Records for processing:
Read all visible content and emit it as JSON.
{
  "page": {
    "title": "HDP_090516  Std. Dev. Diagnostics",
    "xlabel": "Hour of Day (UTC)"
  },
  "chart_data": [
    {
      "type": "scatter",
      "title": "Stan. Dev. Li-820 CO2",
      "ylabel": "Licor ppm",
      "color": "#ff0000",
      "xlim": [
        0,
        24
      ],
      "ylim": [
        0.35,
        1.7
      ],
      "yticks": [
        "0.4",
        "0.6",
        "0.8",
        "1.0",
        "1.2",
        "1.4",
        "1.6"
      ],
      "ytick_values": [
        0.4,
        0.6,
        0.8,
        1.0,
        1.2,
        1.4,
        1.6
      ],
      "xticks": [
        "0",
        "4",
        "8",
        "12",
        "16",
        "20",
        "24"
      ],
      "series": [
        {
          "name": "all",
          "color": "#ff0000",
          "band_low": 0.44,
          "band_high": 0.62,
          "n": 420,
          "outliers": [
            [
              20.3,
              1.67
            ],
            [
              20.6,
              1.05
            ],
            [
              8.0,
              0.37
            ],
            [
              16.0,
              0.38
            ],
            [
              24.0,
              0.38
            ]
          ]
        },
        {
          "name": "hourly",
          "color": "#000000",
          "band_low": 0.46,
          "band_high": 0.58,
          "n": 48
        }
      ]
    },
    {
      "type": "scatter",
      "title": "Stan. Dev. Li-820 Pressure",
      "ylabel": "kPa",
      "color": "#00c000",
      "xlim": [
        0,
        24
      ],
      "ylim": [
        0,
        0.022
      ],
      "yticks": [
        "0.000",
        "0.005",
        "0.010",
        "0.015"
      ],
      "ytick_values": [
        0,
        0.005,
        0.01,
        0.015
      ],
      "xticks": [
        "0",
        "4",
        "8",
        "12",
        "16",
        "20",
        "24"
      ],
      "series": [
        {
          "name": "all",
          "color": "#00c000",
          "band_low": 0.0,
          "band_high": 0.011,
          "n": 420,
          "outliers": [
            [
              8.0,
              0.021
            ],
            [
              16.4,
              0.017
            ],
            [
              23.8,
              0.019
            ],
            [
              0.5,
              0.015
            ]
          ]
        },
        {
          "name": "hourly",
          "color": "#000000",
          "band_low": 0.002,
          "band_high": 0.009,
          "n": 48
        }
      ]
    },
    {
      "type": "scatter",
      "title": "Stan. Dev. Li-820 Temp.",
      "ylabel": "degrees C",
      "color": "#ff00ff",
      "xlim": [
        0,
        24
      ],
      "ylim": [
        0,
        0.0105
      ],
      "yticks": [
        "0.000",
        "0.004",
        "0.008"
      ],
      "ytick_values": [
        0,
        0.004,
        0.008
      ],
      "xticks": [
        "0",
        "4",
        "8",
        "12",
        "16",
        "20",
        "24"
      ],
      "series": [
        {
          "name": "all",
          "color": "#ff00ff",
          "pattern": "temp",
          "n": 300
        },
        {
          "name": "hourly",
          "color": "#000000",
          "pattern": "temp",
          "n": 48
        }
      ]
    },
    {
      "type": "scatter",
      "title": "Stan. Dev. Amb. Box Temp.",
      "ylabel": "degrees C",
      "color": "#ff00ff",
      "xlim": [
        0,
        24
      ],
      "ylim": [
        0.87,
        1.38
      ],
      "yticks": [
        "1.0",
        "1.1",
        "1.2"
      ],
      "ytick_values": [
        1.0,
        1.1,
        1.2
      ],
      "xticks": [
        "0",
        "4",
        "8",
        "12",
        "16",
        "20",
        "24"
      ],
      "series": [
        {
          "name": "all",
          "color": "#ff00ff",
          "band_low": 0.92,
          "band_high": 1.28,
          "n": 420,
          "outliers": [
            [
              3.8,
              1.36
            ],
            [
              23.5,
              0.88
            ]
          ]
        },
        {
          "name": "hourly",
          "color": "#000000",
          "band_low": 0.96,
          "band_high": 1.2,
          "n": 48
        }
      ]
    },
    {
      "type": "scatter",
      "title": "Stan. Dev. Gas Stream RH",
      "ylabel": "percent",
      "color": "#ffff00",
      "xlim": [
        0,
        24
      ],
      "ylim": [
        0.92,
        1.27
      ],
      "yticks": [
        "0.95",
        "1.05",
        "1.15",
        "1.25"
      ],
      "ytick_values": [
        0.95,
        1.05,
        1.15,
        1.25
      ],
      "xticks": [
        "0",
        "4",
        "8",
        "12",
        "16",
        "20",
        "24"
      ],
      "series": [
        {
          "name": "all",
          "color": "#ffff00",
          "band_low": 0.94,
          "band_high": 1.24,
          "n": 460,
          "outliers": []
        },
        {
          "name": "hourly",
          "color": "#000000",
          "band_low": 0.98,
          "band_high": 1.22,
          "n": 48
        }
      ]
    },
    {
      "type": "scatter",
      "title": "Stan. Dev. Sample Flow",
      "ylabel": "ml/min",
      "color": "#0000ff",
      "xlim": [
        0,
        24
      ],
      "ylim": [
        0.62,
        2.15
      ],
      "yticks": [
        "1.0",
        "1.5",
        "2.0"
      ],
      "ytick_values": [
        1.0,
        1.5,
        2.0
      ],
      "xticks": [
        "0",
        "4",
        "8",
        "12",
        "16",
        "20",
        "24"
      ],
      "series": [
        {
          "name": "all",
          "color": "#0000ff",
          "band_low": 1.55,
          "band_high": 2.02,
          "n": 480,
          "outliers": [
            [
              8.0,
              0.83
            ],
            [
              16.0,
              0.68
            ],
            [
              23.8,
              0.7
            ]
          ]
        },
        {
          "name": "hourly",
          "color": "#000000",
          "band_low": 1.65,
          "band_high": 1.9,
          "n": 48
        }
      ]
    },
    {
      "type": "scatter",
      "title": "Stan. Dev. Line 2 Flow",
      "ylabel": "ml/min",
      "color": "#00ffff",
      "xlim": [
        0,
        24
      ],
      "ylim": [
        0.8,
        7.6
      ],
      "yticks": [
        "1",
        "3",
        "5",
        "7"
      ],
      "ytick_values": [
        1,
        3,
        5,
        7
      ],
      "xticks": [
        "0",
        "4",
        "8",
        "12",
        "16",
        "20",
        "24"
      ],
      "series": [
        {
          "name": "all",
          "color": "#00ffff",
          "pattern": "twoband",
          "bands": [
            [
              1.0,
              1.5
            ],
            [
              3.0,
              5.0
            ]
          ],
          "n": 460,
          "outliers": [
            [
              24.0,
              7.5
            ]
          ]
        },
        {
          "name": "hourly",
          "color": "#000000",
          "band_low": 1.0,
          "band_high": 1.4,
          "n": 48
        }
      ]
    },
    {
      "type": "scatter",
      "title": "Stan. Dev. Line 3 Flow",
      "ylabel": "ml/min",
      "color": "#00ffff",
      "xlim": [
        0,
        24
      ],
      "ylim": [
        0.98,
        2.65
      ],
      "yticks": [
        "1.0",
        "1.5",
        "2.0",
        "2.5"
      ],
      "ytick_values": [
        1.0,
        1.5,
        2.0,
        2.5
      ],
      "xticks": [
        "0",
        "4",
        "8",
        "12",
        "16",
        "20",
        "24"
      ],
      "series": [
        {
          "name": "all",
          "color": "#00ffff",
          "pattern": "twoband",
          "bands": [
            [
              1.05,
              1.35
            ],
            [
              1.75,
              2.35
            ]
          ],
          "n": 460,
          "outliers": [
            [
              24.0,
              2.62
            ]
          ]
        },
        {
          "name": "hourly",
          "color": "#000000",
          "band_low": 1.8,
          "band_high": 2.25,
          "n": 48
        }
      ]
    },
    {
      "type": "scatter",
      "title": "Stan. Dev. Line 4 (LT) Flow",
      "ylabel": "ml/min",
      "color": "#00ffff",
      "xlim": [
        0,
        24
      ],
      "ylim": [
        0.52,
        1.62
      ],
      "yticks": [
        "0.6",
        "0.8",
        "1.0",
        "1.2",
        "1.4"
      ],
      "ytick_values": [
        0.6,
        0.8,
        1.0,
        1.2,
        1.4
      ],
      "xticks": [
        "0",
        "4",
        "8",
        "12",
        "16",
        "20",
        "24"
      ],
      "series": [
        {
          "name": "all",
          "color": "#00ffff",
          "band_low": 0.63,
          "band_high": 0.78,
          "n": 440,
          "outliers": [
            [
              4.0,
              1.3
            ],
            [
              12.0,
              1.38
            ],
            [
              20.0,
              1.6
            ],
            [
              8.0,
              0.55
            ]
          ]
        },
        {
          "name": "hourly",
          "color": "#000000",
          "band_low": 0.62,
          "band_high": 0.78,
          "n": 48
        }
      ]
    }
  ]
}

Required work: From the entries above, collect every line with the string "title" in it.

Completed exercise:
    "title": "HDP_090516  Std. Dev. Diagnostics",
      "title": "Stan. Dev. Li-820 CO2",
      "title": "Stan. Dev. Li-820 Pressure",
      "title": "Stan. Dev. Li-820 Temp.",
      "title": "Stan. Dev. Amb. Box Temp.",
      "title": "Stan. Dev. Gas Stream RH",
      "title": "Stan. Dev. Sample Flow",
      "title": "Stan. Dev. Line 2 Flow",
      "title": "Stan. Dev. Line 3 Flow",
      "title": "Stan. Dev. Line 4 (LT) Flow",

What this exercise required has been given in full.